What is the number of lines in these entries that contain "Structures"? State it alone.

>> START RECORDS PROVIDED

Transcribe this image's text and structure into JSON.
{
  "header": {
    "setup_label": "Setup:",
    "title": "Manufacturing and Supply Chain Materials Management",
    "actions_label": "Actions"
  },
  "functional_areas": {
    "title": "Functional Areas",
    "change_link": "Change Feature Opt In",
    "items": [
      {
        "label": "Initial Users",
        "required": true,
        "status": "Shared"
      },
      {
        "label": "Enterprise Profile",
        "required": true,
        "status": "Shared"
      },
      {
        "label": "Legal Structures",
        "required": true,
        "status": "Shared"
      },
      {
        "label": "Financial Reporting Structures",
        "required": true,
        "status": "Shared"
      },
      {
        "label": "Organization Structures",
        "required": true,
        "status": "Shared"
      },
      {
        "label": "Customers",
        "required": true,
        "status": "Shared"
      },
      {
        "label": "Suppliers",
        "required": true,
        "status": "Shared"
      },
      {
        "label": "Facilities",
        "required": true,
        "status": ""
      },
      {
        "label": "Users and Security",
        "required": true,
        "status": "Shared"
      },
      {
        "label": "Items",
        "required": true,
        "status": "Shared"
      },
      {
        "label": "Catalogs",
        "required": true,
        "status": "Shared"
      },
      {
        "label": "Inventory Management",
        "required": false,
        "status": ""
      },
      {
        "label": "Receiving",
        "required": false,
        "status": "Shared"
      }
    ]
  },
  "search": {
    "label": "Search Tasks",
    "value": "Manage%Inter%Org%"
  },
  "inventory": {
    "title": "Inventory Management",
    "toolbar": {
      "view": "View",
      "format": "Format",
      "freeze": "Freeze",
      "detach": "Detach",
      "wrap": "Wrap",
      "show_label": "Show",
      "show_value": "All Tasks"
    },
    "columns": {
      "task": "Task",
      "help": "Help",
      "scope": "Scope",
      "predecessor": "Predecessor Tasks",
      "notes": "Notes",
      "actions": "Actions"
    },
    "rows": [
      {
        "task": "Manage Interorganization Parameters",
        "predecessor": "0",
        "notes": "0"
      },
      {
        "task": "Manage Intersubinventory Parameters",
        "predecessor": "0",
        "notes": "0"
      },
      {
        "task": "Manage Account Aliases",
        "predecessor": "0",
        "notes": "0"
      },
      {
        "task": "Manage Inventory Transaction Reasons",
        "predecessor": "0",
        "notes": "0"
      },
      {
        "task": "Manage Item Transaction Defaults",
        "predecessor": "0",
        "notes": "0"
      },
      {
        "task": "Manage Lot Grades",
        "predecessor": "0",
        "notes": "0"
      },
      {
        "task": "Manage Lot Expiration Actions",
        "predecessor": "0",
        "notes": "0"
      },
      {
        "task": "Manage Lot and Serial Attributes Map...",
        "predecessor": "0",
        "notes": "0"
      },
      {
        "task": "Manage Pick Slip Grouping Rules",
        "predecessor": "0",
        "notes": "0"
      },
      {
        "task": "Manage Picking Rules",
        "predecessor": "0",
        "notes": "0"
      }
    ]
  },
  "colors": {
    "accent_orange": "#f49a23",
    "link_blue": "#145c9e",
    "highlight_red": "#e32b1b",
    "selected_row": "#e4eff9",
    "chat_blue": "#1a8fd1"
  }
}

>> END RECORDS PROVIDED

SOLUTION TO THIS TASK:
3